> [WHAT IS BEING ASKED]: Extract all of the entries and set them down verbatim.

> [MATERIAL PROVIDED]:
════

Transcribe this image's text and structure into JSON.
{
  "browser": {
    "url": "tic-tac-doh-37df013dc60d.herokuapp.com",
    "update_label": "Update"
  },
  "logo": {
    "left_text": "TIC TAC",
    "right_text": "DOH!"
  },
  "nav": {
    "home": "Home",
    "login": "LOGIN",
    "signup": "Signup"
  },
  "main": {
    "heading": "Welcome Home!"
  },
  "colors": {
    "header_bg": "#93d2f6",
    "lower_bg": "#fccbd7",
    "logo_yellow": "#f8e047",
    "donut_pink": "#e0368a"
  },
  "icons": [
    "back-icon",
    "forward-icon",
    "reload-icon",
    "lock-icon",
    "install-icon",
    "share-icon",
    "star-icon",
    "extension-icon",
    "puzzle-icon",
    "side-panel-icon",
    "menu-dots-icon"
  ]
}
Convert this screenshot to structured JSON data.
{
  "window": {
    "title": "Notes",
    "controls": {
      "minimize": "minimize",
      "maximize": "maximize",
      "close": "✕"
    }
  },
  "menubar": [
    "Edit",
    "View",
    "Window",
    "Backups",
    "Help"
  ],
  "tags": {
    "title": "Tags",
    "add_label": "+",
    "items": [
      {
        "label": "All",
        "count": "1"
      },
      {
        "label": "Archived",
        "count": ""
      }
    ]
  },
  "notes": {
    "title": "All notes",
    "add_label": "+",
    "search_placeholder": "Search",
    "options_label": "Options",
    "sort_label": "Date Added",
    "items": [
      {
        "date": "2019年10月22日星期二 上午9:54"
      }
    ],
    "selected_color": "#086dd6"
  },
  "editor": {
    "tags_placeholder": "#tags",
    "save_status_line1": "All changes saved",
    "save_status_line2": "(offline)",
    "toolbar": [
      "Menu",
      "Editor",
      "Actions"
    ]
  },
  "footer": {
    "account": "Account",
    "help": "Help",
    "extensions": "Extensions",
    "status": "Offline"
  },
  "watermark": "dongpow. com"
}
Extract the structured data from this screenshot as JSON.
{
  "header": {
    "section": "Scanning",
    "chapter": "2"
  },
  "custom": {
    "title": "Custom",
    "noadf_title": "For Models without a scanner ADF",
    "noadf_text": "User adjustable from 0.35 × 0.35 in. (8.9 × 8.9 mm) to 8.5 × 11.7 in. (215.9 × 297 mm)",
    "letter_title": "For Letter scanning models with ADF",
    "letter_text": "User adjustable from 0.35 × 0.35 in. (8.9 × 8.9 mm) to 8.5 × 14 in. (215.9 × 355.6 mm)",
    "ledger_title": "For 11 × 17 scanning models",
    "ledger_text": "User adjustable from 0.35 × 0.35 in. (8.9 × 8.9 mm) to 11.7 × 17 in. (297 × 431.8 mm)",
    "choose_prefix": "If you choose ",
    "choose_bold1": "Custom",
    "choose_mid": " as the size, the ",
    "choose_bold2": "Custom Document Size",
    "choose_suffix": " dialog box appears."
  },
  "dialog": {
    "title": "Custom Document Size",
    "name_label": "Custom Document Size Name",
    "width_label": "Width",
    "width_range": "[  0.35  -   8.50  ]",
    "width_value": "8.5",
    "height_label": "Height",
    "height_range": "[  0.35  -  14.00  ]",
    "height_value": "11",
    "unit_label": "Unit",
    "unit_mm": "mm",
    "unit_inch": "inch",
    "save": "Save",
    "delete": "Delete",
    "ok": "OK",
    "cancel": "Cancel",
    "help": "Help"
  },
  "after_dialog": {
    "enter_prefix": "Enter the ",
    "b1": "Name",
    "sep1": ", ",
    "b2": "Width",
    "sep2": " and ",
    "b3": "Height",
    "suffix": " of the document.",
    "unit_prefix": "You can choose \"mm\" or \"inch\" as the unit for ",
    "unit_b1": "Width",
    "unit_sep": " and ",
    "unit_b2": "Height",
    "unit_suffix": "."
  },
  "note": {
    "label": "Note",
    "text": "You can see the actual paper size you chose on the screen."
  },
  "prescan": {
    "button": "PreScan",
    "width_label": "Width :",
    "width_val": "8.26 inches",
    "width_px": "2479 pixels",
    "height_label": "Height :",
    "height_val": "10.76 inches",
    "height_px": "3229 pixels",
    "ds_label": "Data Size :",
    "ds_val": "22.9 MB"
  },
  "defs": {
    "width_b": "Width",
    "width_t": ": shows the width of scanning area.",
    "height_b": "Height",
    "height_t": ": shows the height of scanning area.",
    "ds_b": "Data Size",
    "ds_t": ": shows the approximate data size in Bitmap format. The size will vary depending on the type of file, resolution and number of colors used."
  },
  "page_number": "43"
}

════

> [COMPLETE OUTPUT]:
Transcribe this image's text and structure into JSON.
{
  "browser": {
    "url": "tic-tac-doh-37df013dc60d.herokuapp.com",
    "update_label": "Update"
  },
  "logo": {
    "left_text": "TIC TAC",
    "right_text": "DOH!"
  },
  "nav": {
    "home": "Home",
    "login": "LOGIN",
    "signup": "Signup"
  },
  "main": {
    "heading": "Welcome Home!"
  },
  "colors": {
    "header_bg": "#93d2f6",
    "lower_bg": "#fccbd7",
    "logo_yellow": "#f8e047",
    "donut_pink": "#e0368a"
  },
  "icons": [
    "back-icon",
    "forward-icon",
    "reload-icon",
    "lock-icon",
    "install-icon",
    "share-icon",
    "star-icon",
    "extension-icon",
    "puzzle-icon",
    "side-panel-icon",
    "menu-dots-icon"
  ]
}
Convert this screenshot to structured JSON data.
{
  "window": {
    "title": "Notes",
    "controls": {
      "minimize": "minimize",
      "maximize": "maximize",
      "close": "✕"
    }
  },
  "menubar": [
    "Edit",
    "View",
    "Window",
    "Backups",
    "Help"
  ],
  "tags": {
    "title": "Tags",
    "add_label": "+",
    "items": [
      {
        "label": "All",
        "count": "1"
      },
      {
        "label": "Archived",
        "count": ""
      }
    ]
  },
  "notes": {
    "title": "All notes",
    "add_label": "+",
    "search_placeholder": "Search",
    "options_label": "Options",
    "sort_label": "Date Added",
    "items": [
      {
        "date": "2019年10月22日星期二 上午9:54"
      }
    ],
    "selected_color": "#086dd6"
  },
  "editor": {
    "tags_placeholder": "#tags",
    "save_status_line1": "All changes saved",
    "save_status_line2": "(offline)",
    "toolbar": [
      "Menu",
      "Editor",
      "Actions"
    ]
  },
  "footer": {
    "account": "Account",
    "help": "Help",
    "extensions": "Extensions",
    "status": "Offline"
  },
  "watermark": "dongpow. com"
}
Extract the structured data from this screenshot as JSON.
{
  "header": {
    "section": "Scanning",
    "chapter": "2"
  },
  "custom": {
    "title": "Custom",
    "noadf_title": "For Models without a scanner ADF",
    "noadf_text": "User adjustable from 0.35 × 0.35 in. (8.9 × 8.9 mm) to 8.5 × 11.7 in. (215.9 × 297 mm)",
    "letter_title": "For Letter scanning models with ADF",
    "letter_text": "User adjustable from 0.35 × 0.35 in. (8.9 × 8.9 mm) to 8.5 × 14 in. (215.9 × 355.6 mm)",
    "ledger_title": "For 11 × 17 scanning models",
    "ledger_text": "User adjustable from 0.35 × 0.35 in. (8.9 × 8.9 mm) to 11.7 × 17 in. (297 × 431.8 mm)",
    "choose_prefix": "If you choose ",
    "choose_bold1": "Custom",
    "choose_mid": " as the size, the ",
    "choose_bold2": "Custom Document Size",
    "choose_suffix": " dialog box appears."
  },
  "dialog": {
    "title": "Custom Document Size",
    "name_label": "Custom Document Size Name",
    "width_label": "Width",
    "width_range": "[  0.35  -   8.50  ]",
    "width_value": "8.5",
    "height_label": "Height",
    "height_range": "[  0.35  -  14.00  ]",
    "height_value": "11",
    "unit_label": "Unit",
    "unit_mm": "mm",
    "unit_inch": "inch",
    "save": "Save",
    "delete": "Delete",
    "ok": "OK",
    "cancel": "Cancel",
    "help": "Help"
  },
  "after_dialog": {
    "enter_prefix": "Enter the ",
    "b1": "Name",
    "sep1": ", ",
    "b2": "Width",
    "sep2": " and ",
    "b3": "Height",
    "suffix": " of the document.",
    "unit_prefix": "You can choose \"mm\" or \"inch\" as the unit for ",
    "unit_b1": "Width",
    "unit_sep": " and ",
    "unit_b2": "Height",
    "unit_suffix": "."
  },
  "note": {
    "label": "Note",
    "text": "You can see the actual paper size you chose on the screen."
  },
  "prescan": {
    "button": "PreScan",
    "width_label": "Width :",
    "width_val": "8.26 inches",
    "width_px": "2479 pixels",
    "height_label": "Height :",
    "height_val": "10.76 inches",
    "height_px": "3229 pixels",
    "ds_label": "Data Size :",
    "ds_val": "22.9 MB"
  },
  "defs": {
    "width_b": "Width",
    "width_t": ": shows the width of scanning area.",
    "height_b": "Height",
    "height_t": ": shows the height of scanning area.",
    "ds_b": "Data Size",
    "ds_t": ": shows the approximate data size in Bitmap format. The size will vary depending on the type of file, resolution and number of colors used."
  },
  "page_number": "43"
}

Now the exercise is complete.